Stored records:
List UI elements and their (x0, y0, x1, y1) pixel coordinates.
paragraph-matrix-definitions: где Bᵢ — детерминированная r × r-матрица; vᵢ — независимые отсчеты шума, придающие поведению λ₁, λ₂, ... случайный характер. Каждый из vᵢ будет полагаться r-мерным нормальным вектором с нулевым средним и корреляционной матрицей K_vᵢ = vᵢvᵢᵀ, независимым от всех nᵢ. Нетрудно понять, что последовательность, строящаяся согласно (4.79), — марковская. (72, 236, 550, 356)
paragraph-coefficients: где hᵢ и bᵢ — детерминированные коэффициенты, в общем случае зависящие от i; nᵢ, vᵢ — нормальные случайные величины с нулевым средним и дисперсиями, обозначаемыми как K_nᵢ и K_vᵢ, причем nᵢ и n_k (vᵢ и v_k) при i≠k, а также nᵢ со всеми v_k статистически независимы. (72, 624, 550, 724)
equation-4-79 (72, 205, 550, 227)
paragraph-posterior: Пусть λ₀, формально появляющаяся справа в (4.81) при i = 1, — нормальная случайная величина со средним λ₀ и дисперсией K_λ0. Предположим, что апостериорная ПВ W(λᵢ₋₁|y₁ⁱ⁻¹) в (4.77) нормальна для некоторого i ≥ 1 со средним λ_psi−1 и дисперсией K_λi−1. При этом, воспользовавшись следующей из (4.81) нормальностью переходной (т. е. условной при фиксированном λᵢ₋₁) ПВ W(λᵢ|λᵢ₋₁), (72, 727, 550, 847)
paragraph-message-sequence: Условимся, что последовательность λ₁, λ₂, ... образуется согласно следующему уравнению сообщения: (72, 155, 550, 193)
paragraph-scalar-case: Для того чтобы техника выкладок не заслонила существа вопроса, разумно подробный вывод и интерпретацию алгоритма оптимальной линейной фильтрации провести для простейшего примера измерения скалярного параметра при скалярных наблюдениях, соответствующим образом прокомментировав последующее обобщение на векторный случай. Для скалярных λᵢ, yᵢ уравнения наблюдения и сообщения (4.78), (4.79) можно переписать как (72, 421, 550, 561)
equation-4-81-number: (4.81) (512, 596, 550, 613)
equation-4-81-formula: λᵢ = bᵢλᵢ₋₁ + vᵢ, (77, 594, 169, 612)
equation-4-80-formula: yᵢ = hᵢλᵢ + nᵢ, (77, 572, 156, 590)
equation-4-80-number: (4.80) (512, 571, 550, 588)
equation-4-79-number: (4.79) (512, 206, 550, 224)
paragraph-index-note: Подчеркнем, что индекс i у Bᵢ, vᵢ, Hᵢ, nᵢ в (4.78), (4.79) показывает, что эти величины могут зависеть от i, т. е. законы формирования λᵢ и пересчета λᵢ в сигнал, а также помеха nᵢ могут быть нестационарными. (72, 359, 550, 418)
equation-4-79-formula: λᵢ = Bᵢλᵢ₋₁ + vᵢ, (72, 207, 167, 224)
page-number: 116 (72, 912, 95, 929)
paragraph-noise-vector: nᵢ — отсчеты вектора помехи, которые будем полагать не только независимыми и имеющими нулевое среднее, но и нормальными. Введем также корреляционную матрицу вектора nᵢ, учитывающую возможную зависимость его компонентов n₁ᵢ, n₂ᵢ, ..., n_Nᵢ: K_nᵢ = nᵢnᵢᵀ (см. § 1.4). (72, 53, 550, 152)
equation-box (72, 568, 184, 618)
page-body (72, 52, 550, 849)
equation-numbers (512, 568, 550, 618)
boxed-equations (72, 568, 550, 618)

Short exercise: Reproduce the listing above, substituting "folio" for "page-number" and leaving everything else unchanged.

Result:
List UI elements and their (x0, y0, x1, y1) pixel coordinates.
paragraph-matrix-definitions: где Bᵢ — детерминированная r × r-матрица; vᵢ — независимые отсчеты шума, придающие поведению λ₁, λ₂, ... случайный характер. Каждый из vᵢ будет полагаться r-мерным нормальным вектором с нулевым средним и корреляционной матрицей K_vᵢ = vᵢvᵢᵀ, независимым от всех nᵢ. Нетрудно понять, что последовательность, строящаяся согласно (4.79), — марковская. (72, 236, 550, 356)
paragraph-coefficients: где hᵢ и bᵢ — детерминированные коэффициенты, в общем случае зависящие от i; nᵢ, vᵢ — нормальные случайные величины с нулевым средним и дисперсиями, обозначаемыми как K_nᵢ и K_vᵢ, причем nᵢ и n_k (vᵢ и v_k) при i≠k, а также nᵢ со всеми v_k статистически независимы. (72, 624, 550, 724)
equation-4-79 (72, 205, 550, 227)
paragraph-posterior: Пусть λ₀, формально появляющаяся справа в (4.81) при i = 1, — нормальная случайная величина со средним λ₀ и дисперсией K_λ0. Предположим, что апостериорная ПВ W(λᵢ₋₁|y₁ⁱ⁻¹) в (4.77) нормальна для некоторого i ≥ 1 со средним λ_psi−1 и дисперсией K_λi−1. При этом, воспользовавшись следующей из (4.81) нормальностью переходной (т. е. условной при фиксированном λᵢ₋₁) ПВ W(λᵢ|λᵢ₋₁), (72, 727, 550, 847)
paragraph-message-sequence: Условимся, что последовательность λ₁, λ₂, ... образуется согласно следующему уравнению сообщения: (72, 155, 550, 193)
paragraph-scalar-case: Для того чтобы техника выкладок не заслонила существа вопроса, разумно подробный вывод и интерпретацию алгоритма оптимальной линейной фильтрации провести для простейшего примера измерения скалярного параметра при скалярных наблюдениях, соответствующим образом прокомментировав последующее обобщение на векторный случай. Для скалярных λᵢ, yᵢ уравнения наблюдения и сообщения (4.78), (4.79) можно переписать как (72, 421, 550, 561)
equation-4-81-number: (4.81) (512, 596, 550, 613)
equation-4-81-formula: λᵢ = bᵢλᵢ₋₁ + vᵢ, (77, 594, 169, 612)
equation-4-80-formula: yᵢ = hᵢλᵢ + nᵢ, (77, 572, 156, 590)
equation-4-80-number: (4.80) (512, 571, 550, 588)
equation-4-79-number: (4.79) (512, 206, 550, 224)
paragraph-index-note: Подчеркнем, что индекс i у Bᵢ, vᵢ, Hᵢ, nᵢ в (4.78), (4.79) показывает, что эти величины могут зависеть от i, т. е. законы формирования λᵢ и пересчета λᵢ в сигнал, а также помеха nᵢ могут быть нестационарными. (72, 359, 550, 418)
equation-4-79-formula: λᵢ = Bᵢλᵢ₋₁ + vᵢ, (72, 207, 167, 224)
folio: 116 (72, 912, 95, 929)
paragraph-noise-vector: nᵢ — отсчеты вектора помехи, которые будем полагать не только независимыми и имеющими нулевое среднее, но и нормальными. Введем также корреляционную матрицу вектора nᵢ, учитывающую возможную зависимость его компонентов n₁ᵢ, n₂ᵢ, ..., n_Nᵢ: K_nᵢ = nᵢnᵢᵀ (см. § 1.4). (72, 53, 550, 152)
equation-box (72, 568, 184, 618)
page-body (72, 52, 550, 849)
equation-numbers (512, 568, 550, 618)
boxed-equations (72, 568, 550, 618)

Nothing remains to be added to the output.